_Sağlanan metin_.
• • • • • • •
İslâm
âlimlerinin büyüklerinden. Adı İbrâhîm bin Muhammed el-Hâris bin Esma İbn-i
Hârice el-Fezârî el-Kûfî'dir. Künyesi, Ebû İshâk'dır. Kûfe'de doğdu. Şam'a geldi
ve orada hadîs ilmini öğrendi. İmâm-ı Evzâî'nin zamanında bulunan ve ondan ilim
tahsil eden zâtlardandır. İmâm-ı Evzâî'nin sohbetlerine devam etti. Tâbiînden
Humeyd et-Tavîl, Ebî Tıvâle, Ebî İshâk es-Sebîî, İmâm-ı A'meş, Mûsâ bin Ukbe,
Yahyâ bin Saîd el-Ensârî, İmâm-ı Mâlik, Şu'be bin Haccâc, Süfyân-ı Sevrî ve daha
birçok zâtlarla görüşüp, onlardan ilim öğrendi ve hadîs-i şerîf rivâyet etti.
Muâviye bin Amr, el-Ezdî, Zekeriyya bin Adiy, Ebû Üsâme, Muhammed bin Selâm
el-Biykendî, İbn-i Mübârek, Muhammed bin Kesir el-Masîsî, el-Müseyyeb,
hocalarından İmâm-ı Evzâî ve başka zâtlar kendisinden rivâyetlerde
bulunmuşlardır. Hadîs ve fıkıh ilminde imam, sika (güvenilir) sâlih bir zât
olup, her hâli sünnete uygundu. Peygamber efendimizin (s.a.v.) sünnetine
bağlılığı o derece fazla idi ki, bulunduğu memleketin sınırları dâhiline bir
bid'at sahibi girse, derhal dışarı çıkarttırırdı. Beyrut ve civarında bulundu.
• • • • • • •
_Verilen bilgiler_.

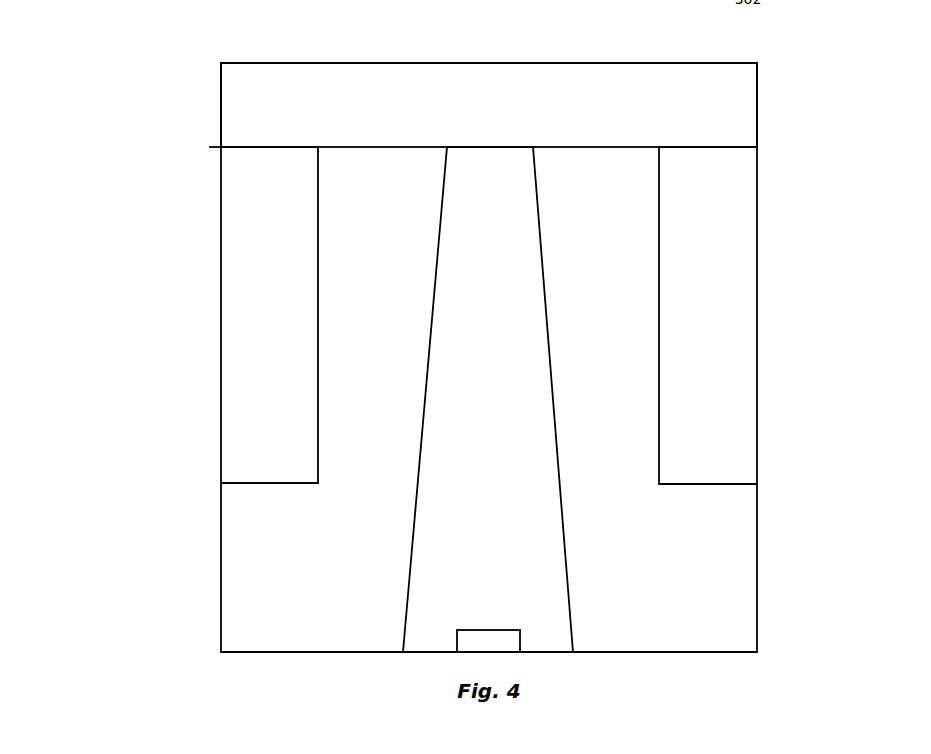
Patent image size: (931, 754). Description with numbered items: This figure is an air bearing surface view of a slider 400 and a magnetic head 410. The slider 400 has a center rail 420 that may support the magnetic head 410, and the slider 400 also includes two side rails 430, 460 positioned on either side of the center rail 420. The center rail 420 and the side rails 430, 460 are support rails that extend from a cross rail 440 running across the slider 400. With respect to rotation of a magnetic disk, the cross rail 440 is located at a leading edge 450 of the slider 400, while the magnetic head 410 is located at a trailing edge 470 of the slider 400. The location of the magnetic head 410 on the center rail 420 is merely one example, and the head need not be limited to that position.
• • • • • • •
_Yönerge A_. Fezârî'yi anlatan metne göre onun künyesi nedir?
_Yönerge B_. Fezârî'yi anlatan metinde "Muâviye bin Amr, el-Ezdî, Zekeriyya" sözlerinden başlayıp "ve civarında bulundu." sözleri de dahil olmak üzere o bölümün birebir kopyasını çıkarın.

_Cevap A_. Ebû İshâk.

_Cevap B_.
Muâviye bin Amr, el-Ezdî, Zekeriyya bin Adiy, Ebû Üsâme, Muhammed bin Selâm
el-Biykendî, İbn-i Mübârek, Muhammed bin Kesir el-Masîsî, el-Müseyyeb,
hocalarından İmâm-ı Evzâî ve başka zâtlar kendisinden rivâyetlerde
bulunmuşlardır. Hadîs ve fıkıh ilminde imam, sika (güvenilir) sâlih bir zât
olup, her hâli sünnete uygundu. Peygamber efendimizin (s.a.v.) sünnetine
bağlılığı o derece fazla idi ki, bulunduğu memleketin sınırları dâhiline bir
bid'at sahibi girse, derhal dışarı çıkarttırırdı. Beyrut ve civarında bulundu.